### Exercise task
Reproduce the records. Keep every word exact and include no images.

++++ Supplied entries

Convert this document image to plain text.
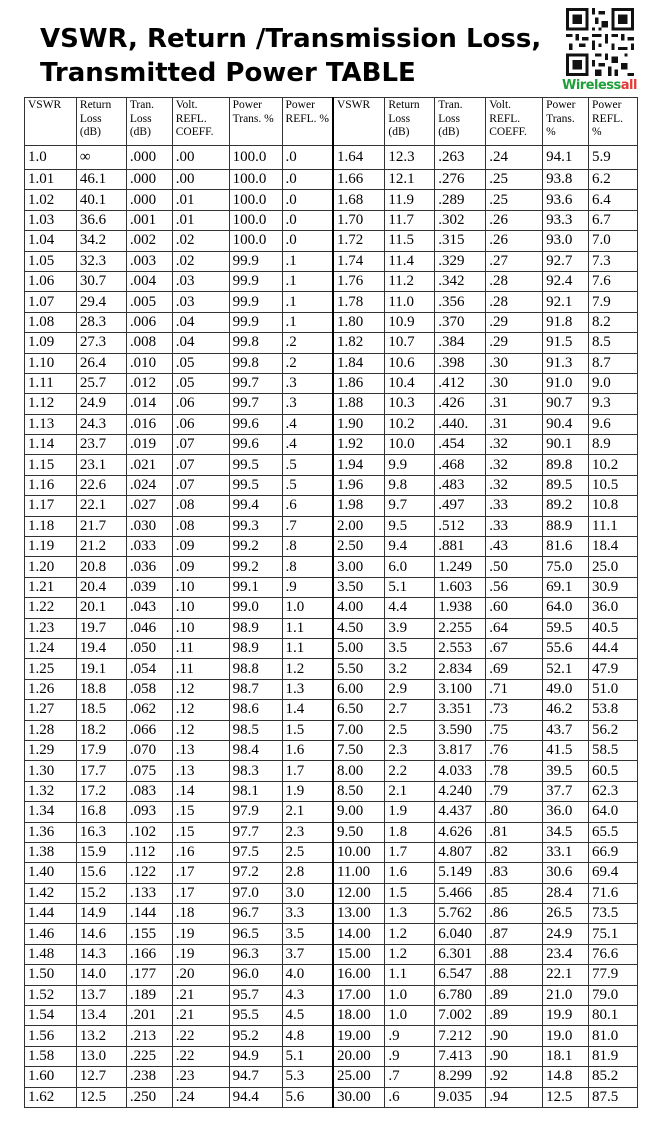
VSWR, Return /Transmission Loss,
Transmitted Power TABLE	Wirelessall
VSWR	Return Loss (dB)	Tran. Loss (dB)	Volt. REFL. COEFF.	Power Trans. %	Power REFL. %	VSWR	Return Loss (dB)	Tran. Loss (dB)	Volt. REFL. COEFF.	Power Trans. %	Power REFL. %
1.0	∞	.000	.00	100.0	.0	1.64	12.3	.263	.24	94.1	5.9
1.01	46.1	.000	.00	100.0	.0	1.66	12.1	.276	.25	93.8	6.2
1.02	40.1	.000	.01	100.0	.0	1.68	11.9	.289	.25	93.6	6.4
1.03	36.6	.001	.01	100.0	.0	1.70	11.7	.302	.26	93.3	6.7
1.04	34.2	.002	.02	100.0	.0	1.72	11.5	.315	.26	93.0	7.0
1.05	32.3	.003	.02	99.9	.1	1.74	11.4	.329	.27	92.7	7.3
1.06	30.7	.004	.03	99.9	.1	1.76	11.2	.342	.28	92.4	7.6
1.07	29.4	.005	.03	99.9	.1	1.78	11.0	.356	.28	92.1	7.9
1.08	28.3	.006	.04	99.9	.1	1.80	10.9	.370	.29	91.8	8.2
1.09	27.3	.008	.04	99.8	.2	1.82	10.7	.384	.29	91.5	8.5
1.10	26.4	.010	.05	99.8	.2	1.84	10.6	.398	.30	91.3	8.7
1.11	25.7	.012	.05	99.7	.3	1.86	10.4	.412	.30	91.0	9.0
1.12	24.9	.014	.06	99.7	.3	1.88	10.3	.426	.31	90.7	9.3
1.13	24.3	.016	.06	99.6	.4	1.90	10.2	.440.	.31	90.4	9.6
1.14	23.7	.019	.07	99.6	.4	1.92	10.0	.454	.32	90.1	8.9
1.15	23.1	.021	.07	99.5	.5	1.94	9.9	.468	.32	89.8	10.2
1.16	22.6	.024	.07	99.5	.5	1.96	9.8	.483	.32	89.5	10.5
1.17	22.1	.027	.08	99.4	.6	1.98	9.7	.497	.33	89.2	10.8
1.18	21.7	.030	.08	99.3	.7	2.00	9.5	.512	.33	88.9	11.1
1.19	21.2	.033	.09	99.2	.8	2.50	9.4	.881	.43	81.6	18.4
1.20	20.8	.036	.09	99.2	.8	3.00	6.0	1.249	.50	75.0	25.0
1.21	20.4	.039	.10	99.1	.9	3.50	5.1	1.603	.56	69.1	30.9
1.22	20.1	.043	.10	99.0	1.0	4.00	4.4	1.938	.60	64.0	36.0
1.23	19.7	.046	.10	98.9	1.1	4.50	3.9	2.255	.64	59.5	40.5
1.24	19.4	.050	.11	98.9	1.1	5.00	3.5	2.553	.67	55.6	44.4
1.25	19.1	.054	.11	98.8	1.2	5.50	3.2	2.834	.69	52.1	47.9
1.26	18.8	.058	.12	98.7	1.3	6.00	2.9	3.100	.71	49.0	51.0
1.27	18.5	.062	.12	98.6	1.4	6.50	2.7	3.351	.73	46.2	53.8
1.28	18.2	.066	.12	98.5	1.5	7.00	2.5	3.590	.75	43.7	56.2
1.29	17.9	.070	.13	98.4	1.6	7.50	2.3	3.817	.76	41.5	58.5
1.30	17.7	.075	.13	98.3	1.7	8.00	2.2	4.033	.78	39.5	60.5
1.32	17.2	.083	.14	98.1	1.9	8.50	2.1	4.240	.79	37.7	62.3
1.34	16.8	.093	.15	97.9	2.1	9.00	1.9	4.437	.80	36.0	64.0
1.36	16.3	.102	.15	97.7	2.3	9.50	1.8	4.626	.81	34.5	65.5
1.38	15.9	.112	.16	97.5	2.5	10.00	1.7	4.807	.82	33.1	66.9
1.40	15.6	.122	.17	97.2	2.8	11.00	1.6	5.149	.83	30.6	69.4
1.42	15.2	.133	.17	97.0	3.0	12.00	1.5	5.466	.85	28.4	71.6
1.44	14.9	.144	.18	96.7	3.3	13.00	1.3	5.762	.86	26.5	73.5
1.46	14.6	.155	.19	96.5	3.5	14.00	1.2	6.040	.87	24.9	75.1
1.48	14.3	.166	.19	96.3	3.7	15.00	1.2	6.301	.88	23.4	76.6
1.50	14.0	.177	.20	96.0	4.0	16.00	1.1	6.547	.88	22.1	77.9
1.52	13.7	.189	.21	95.7	4.3	17.00	1.0	6.780	.89	21.0	79.0
1.54	13.4	.201	.21	95.5	4.5	18.00	1.0	7.002	.89	19.9	80.1
1.56	13.2	.213	.22	95.2	4.8	19.00	.9	7.212	.90	19.0	81.0
1.58	13.0	.225	.22	94.9	5.1	20.00	.9	7.413	.90	18.1	81.9
1.60	12.7	.238	.23	94.7	5.3	25.00	.7	8.299	.92	14.8	85.2
1.62	12.5	.250	.24	94.4	5.6	30.00	.6	9.035	.94	12.5	87.5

++++++++

### Output for this task
Convert this document image to plain text.
VSWR, Return /Transmission Loss,
Transmitted Power TABLE	Wirelessall
VSWR	Return Loss (dB)	Tran. Loss (dB)	Volt. REFL. COEFF.	Power Trans. %	Power REFL. %	VSWR	Return Loss (dB)	Tran. Loss (dB)	Volt. REFL. COEFF.	Power Trans. %	Power REFL. %
1.0	∞	.000	.00	100.0	.0	1.64	12.3	.263	.24	94.1	5.9
1.01	46.1	.000	.00	100.0	.0	1.66	12.1	.276	.25	93.8	6.2
1.02	40.1	.000	.01	100.0	.0	1.68	11.9	.289	.25	93.6	6.4
1.03	36.6	.001	.01	100.0	.0	1.70	11.7	.302	.26	93.3	6.7
1.04	34.2	.002	.02	100.0	.0	1.72	11.5	.315	.26	93.0	7.0
1.05	32.3	.003	.02	99.9	.1	1.74	11.4	.329	.27	92.7	7.3
1.06	30.7	.004	.03	99.9	.1	1.76	11.2	.342	.28	92.4	7.6
1.07	29.4	.005	.03	99.9	.1	1.78	11.0	.356	.28	92.1	7.9
1.08	28.3	.006	.04	99.9	.1	1.80	10.9	.370	.29	91.8	8.2
1.09	27.3	.008	.04	99.8	.2	1.82	10.7	.384	.29	91.5	8.5
1.10	26.4	.010	.05	99.8	.2	1.84	10.6	.398	.30	91.3	8.7
1.11	25.7	.012	.05	99.7	.3	1.86	10.4	.412	.30	91.0	9.0
1.12	24.9	.014	.06	99.7	.3	1.88	10.3	.426	.31	90.7	9.3
1.13	24.3	.016	.06	99.6	.4	1.90	10.2	.440.	.31	90.4	9.6
1.14	23.7	.019	.07	99.6	.4	1.92	10.0	.454	.32	90.1	8.9
1.15	23.1	.021	.07	99.5	.5	1.94	9.9	.468	.32	89.8	10.2
1.16	22.6	.024	.07	99.5	.5	1.96	9.8	.483	.32	89.5	10.5
1.17	22.1	.027	.08	99.4	.6	1.98	9.7	.497	.33	89.2	10.8
1.18	21.7	.030	.08	99.3	.7	2.00	9.5	.512	.33	88.9	11.1
1.19	21.2	.033	.09	99.2	.8	2.50	9.4	.881	.43	81.6	18.4
1.20	20.8	.036	.09	99.2	.8	3.00	6.0	1.249	.50	75.0	25.0
1.21	20.4	.039	.10	99.1	.9	3.50	5.1	1.603	.56	69.1	30.9
1.22	20.1	.043	.10	99.0	1.0	4.00	4.4	1.938	.60	64.0	36.0
1.23	19.7	.046	.10	98.9	1.1	4.50	3.9	2.255	.64	59.5	40.5
1.24	19.4	.050	.11	98.9	1.1	5.00	3.5	2.553	.67	55.6	44.4
1.25	19.1	.054	.11	98.8	1.2	5.50	3.2	2.834	.69	52.1	47.9
1.26	18.8	.058	.12	98.7	1.3	6.00	2.9	3.100	.71	49.0	51.0
1.27	18.5	.062	.12	98.6	1.4	6.50	2.7	3.351	.73	46.2	53.8
1.28	18.2	.066	.12	98.5	1.5	7.00	2.5	3.590	.75	43.7	56.2
1.29	17.9	.070	.13	98.4	1.6	7.50	2.3	3.817	.76	41.5	58.5
1.30	17.7	.075	.13	98.3	1.7	8.00	2.2	4.033	.78	39.5	60.5
1.32	17.2	.083	.14	98.1	1.9	8.50	2.1	4.240	.79	37.7	62.3
1.34	16.8	.093	.15	97.9	2.1	9.00	1.9	4.437	.80	36.0	64.0
1.36	16.3	.102	.15	97.7	2.3	9.50	1.8	4.626	.81	34.5	65.5
1.38	15.9	.112	.16	97.5	2.5	10.00	1.7	4.807	.82	33.1	66.9
1.40	15.6	.122	.17	97.2	2.8	11.00	1.6	5.149	.83	30.6	69.4
1.42	15.2	.133	.17	97.0	3.0	12.00	1.5	5.466	.85	28.4	71.6
1.44	14.9	.144	.18	96.7	3.3	13.00	1.3	5.762	.86	26.5	73.5
1.46	14.6	.155	.19	96.5	3.5	14.00	1.2	6.040	.87	24.9	75.1
1.48	14.3	.166	.19	96.3	3.7	15.00	1.2	6.301	.88	23.4	76.6
1.50	14.0	.177	.20	96.0	4.0	16.00	1.1	6.547	.88	22.1	77.9
1.52	13.7	.189	.21	95.7	4.3	17.00	1.0	6.780	.89	21.0	79.0
1.54	13.4	.201	.21	95.5	4.5	18.00	1.0	7.002	.89	19.9	80.1
1.56	13.2	.213	.22	95.2	4.8	19.00	.9	7.212	.90	19.0	81.0
1.58	13.0	.225	.22	94.9	5.1	20.00	.9	7.413	.90	18.1	81.9
1.60	12.7	.238	.23	94.7	5.3	25.00	.7	8.299	.92	14.8	85.2
1.62	12.5	.250	.24	94.4	5.6	30.00	.6	9.035	.94	12.5	87.5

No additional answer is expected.